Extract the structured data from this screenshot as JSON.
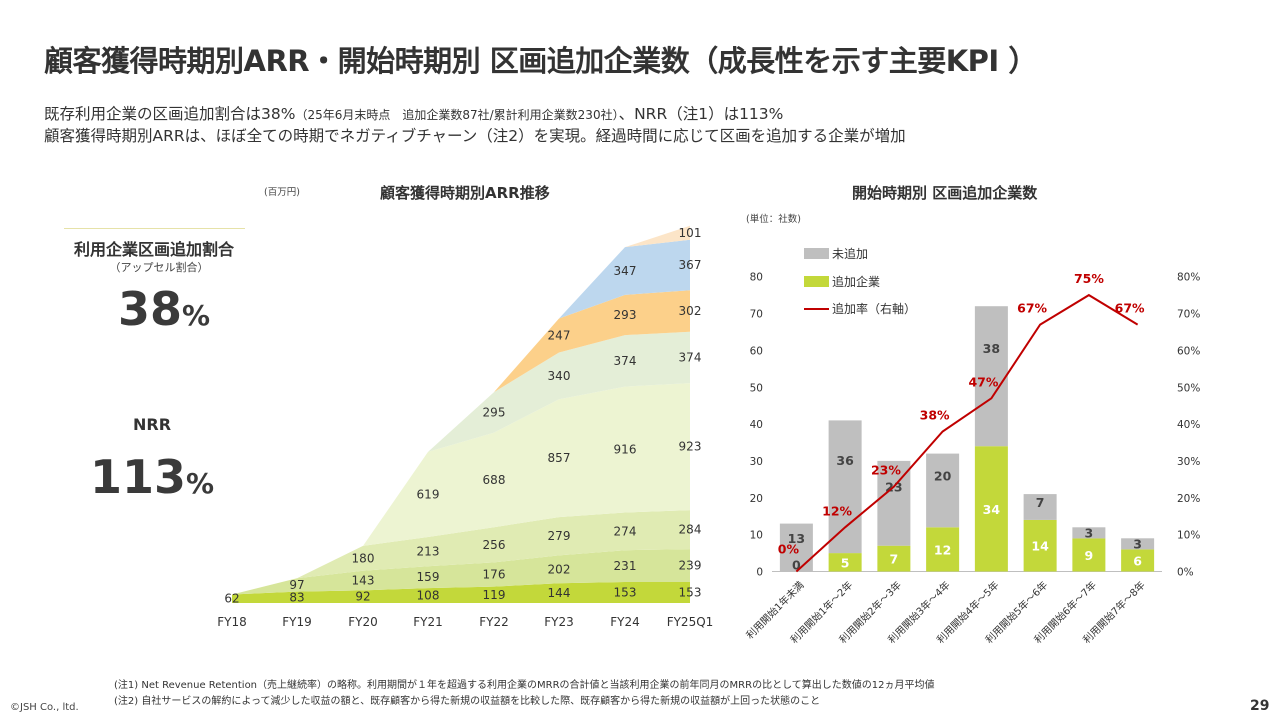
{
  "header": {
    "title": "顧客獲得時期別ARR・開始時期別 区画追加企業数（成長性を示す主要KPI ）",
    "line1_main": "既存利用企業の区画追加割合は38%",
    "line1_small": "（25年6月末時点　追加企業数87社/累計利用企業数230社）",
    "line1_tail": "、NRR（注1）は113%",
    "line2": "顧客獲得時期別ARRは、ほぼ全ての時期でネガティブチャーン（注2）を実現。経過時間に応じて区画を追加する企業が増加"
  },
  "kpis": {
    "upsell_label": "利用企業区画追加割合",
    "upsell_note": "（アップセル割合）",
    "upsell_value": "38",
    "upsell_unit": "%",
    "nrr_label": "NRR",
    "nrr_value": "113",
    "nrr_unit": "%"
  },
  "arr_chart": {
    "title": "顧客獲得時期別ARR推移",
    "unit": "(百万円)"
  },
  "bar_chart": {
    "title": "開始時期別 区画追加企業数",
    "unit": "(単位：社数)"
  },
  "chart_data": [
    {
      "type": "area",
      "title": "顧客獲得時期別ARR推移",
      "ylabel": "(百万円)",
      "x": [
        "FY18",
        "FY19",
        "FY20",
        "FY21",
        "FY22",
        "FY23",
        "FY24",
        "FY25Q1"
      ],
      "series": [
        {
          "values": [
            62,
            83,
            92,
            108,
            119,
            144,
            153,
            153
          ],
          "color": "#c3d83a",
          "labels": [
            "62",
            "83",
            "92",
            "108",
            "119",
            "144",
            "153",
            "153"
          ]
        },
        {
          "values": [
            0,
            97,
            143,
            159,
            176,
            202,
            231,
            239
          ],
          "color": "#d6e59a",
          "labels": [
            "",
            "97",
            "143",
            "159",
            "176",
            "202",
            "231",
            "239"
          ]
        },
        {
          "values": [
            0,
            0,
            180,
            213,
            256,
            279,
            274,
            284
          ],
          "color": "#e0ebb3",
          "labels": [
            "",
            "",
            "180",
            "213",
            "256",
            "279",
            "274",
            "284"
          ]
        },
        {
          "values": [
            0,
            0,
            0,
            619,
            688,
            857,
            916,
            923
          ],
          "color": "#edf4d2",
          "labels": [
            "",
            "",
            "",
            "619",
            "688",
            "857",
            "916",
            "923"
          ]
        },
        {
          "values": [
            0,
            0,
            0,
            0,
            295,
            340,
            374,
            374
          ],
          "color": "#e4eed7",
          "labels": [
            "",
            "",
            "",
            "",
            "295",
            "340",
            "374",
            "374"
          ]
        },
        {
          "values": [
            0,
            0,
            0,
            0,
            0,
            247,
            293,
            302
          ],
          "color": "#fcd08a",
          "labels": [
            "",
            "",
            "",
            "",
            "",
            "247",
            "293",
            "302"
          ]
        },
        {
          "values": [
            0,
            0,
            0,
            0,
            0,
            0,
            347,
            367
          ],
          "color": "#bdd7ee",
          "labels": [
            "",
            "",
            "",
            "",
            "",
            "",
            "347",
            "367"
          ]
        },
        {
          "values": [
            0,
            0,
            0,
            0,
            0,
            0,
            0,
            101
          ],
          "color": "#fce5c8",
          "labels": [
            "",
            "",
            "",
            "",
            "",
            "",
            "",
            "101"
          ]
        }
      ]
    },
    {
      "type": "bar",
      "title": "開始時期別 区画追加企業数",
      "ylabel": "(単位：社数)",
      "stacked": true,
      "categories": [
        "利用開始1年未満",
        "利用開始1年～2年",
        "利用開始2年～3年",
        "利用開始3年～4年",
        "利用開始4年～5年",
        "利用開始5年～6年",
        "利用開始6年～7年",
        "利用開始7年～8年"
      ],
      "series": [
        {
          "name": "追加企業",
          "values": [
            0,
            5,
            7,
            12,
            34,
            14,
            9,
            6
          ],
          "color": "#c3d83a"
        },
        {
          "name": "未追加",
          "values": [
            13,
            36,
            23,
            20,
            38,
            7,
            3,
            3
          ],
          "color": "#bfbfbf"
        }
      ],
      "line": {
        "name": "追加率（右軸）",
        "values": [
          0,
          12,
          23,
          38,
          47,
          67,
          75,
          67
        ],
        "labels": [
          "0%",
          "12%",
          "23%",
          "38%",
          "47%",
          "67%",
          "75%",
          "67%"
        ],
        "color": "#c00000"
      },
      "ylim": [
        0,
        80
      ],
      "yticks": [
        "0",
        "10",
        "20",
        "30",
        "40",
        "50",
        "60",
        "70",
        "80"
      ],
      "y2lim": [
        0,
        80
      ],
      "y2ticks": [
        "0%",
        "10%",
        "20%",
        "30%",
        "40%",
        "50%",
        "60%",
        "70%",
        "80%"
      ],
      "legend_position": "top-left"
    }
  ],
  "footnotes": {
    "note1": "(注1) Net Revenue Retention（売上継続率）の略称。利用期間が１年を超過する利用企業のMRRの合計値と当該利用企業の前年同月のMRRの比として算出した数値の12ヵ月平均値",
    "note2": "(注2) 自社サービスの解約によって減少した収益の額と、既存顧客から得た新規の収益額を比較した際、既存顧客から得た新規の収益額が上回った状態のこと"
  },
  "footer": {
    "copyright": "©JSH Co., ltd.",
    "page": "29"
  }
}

* * *

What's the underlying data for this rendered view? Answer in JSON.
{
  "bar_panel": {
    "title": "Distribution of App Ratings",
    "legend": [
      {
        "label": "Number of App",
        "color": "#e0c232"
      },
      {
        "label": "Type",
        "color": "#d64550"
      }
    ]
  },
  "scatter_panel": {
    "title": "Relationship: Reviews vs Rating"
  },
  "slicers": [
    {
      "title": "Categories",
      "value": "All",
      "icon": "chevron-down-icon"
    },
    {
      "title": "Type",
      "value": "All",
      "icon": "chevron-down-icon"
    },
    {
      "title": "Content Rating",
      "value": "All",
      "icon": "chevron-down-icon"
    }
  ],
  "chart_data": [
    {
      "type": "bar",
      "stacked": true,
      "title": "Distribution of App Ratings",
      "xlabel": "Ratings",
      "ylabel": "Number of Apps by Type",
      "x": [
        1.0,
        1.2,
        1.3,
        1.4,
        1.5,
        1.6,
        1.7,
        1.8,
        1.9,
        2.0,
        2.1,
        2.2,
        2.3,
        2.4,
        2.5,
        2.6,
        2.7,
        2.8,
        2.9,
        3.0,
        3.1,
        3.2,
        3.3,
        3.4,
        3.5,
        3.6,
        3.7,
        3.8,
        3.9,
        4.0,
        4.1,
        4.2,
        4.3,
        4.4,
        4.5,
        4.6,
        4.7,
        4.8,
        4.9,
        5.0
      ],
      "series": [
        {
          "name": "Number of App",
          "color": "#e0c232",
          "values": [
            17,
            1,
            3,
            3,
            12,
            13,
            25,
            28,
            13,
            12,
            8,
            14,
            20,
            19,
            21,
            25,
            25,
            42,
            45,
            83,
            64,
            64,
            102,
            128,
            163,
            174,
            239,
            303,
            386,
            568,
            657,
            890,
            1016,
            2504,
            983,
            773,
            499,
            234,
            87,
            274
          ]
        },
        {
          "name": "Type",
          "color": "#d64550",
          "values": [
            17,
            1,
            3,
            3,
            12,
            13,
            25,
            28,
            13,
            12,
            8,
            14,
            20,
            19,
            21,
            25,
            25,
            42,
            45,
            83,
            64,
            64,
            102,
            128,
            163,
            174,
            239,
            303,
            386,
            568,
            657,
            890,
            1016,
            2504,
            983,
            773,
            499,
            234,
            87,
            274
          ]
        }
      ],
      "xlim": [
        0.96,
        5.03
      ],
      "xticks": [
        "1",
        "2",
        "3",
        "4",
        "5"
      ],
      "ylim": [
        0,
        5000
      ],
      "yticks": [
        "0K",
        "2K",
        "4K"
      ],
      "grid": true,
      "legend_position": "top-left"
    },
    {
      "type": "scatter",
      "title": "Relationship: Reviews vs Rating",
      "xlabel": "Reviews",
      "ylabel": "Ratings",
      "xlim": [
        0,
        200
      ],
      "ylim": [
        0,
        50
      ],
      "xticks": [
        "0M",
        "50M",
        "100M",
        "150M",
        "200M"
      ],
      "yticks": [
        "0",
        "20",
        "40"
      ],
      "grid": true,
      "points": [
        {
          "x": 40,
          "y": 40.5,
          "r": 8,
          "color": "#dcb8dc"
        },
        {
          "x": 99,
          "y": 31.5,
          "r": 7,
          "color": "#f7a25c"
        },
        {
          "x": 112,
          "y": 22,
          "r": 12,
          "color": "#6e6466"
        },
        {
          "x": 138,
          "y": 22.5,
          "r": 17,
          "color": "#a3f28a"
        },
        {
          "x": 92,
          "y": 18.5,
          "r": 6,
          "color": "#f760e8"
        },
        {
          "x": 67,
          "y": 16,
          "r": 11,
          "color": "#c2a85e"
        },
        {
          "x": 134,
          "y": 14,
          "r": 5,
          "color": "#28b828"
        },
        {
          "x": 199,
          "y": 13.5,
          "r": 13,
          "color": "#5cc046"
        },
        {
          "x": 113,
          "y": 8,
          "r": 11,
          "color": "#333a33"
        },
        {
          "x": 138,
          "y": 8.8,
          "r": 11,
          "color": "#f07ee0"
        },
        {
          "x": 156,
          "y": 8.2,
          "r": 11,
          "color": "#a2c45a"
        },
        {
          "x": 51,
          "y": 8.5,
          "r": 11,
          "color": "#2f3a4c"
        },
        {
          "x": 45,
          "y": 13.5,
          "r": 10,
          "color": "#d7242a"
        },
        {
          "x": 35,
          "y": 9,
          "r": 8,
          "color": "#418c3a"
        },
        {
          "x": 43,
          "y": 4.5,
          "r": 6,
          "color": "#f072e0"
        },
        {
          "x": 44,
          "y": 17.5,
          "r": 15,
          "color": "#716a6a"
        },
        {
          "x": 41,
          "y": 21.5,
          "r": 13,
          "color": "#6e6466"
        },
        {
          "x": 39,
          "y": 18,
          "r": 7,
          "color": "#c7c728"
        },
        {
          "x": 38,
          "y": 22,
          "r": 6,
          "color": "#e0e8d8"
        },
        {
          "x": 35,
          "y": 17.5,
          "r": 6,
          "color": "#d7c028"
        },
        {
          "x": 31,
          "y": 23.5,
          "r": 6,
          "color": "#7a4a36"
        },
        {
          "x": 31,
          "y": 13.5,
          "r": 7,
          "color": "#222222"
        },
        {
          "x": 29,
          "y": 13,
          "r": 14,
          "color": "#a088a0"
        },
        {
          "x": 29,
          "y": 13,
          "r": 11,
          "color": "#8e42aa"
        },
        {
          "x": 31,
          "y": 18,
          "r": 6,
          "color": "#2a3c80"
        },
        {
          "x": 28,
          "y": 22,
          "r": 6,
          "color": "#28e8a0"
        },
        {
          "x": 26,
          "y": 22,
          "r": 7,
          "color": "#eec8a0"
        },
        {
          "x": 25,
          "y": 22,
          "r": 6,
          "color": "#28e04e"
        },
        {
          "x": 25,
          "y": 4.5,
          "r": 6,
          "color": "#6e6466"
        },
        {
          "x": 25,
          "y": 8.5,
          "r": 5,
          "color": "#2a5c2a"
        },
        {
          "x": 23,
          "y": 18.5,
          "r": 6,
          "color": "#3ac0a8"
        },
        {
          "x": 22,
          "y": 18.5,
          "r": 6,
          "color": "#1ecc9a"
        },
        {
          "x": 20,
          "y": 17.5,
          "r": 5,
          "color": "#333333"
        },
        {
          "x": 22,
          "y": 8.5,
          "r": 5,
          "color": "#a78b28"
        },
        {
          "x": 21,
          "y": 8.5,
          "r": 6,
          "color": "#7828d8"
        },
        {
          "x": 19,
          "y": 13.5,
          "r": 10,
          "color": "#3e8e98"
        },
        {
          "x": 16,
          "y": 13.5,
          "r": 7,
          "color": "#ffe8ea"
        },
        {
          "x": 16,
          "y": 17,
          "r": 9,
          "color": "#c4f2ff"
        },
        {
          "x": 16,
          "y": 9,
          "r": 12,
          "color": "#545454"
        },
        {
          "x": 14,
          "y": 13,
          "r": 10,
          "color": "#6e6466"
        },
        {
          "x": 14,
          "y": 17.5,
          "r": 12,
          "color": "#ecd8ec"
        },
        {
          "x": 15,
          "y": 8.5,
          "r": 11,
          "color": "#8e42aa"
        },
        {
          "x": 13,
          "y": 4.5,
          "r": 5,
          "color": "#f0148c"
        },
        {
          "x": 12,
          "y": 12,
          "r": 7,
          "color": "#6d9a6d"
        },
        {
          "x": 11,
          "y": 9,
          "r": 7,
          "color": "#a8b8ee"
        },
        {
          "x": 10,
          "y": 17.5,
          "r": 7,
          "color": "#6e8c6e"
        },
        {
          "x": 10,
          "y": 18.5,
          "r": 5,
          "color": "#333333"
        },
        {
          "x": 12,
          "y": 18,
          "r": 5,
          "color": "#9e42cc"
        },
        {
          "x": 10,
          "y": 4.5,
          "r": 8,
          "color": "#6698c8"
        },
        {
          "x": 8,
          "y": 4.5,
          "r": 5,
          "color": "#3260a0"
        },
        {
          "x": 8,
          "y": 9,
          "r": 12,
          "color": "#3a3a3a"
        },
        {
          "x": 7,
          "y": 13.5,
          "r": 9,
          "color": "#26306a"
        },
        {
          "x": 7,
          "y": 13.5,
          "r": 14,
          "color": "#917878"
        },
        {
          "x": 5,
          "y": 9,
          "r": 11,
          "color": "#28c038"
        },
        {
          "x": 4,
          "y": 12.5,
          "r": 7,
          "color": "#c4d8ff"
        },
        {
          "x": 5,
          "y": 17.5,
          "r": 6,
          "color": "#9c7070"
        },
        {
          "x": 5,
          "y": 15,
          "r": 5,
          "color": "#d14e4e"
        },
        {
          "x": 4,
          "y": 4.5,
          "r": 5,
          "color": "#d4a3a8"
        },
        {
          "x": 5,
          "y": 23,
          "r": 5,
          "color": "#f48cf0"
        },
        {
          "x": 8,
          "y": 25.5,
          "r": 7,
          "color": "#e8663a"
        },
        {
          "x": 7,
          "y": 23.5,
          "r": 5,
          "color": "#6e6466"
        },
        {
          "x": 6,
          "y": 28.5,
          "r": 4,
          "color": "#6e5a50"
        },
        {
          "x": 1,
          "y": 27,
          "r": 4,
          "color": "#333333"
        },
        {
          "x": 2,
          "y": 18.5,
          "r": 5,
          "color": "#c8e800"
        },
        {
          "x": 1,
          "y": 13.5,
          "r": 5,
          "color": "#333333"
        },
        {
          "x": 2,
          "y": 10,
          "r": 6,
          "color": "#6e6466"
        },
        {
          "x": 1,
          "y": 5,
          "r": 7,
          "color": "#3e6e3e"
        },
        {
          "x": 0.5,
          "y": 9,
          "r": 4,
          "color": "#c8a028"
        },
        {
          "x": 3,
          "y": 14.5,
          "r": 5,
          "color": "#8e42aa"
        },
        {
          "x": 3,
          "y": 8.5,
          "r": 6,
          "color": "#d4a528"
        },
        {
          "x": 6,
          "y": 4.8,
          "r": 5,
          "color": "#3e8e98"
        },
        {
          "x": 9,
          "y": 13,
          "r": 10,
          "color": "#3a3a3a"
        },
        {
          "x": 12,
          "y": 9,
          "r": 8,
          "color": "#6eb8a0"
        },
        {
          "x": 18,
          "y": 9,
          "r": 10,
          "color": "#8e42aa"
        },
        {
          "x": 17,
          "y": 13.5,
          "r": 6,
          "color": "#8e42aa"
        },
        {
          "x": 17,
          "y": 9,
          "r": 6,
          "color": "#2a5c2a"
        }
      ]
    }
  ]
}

▸ **Objective**: Copy each line that contains the word "顧客獲得時期別ARR推移".

▸ **Written answer**:
    "title": "顧客獲得時期別ARR推移",
      "title": "顧客獲得時期別ARR推移",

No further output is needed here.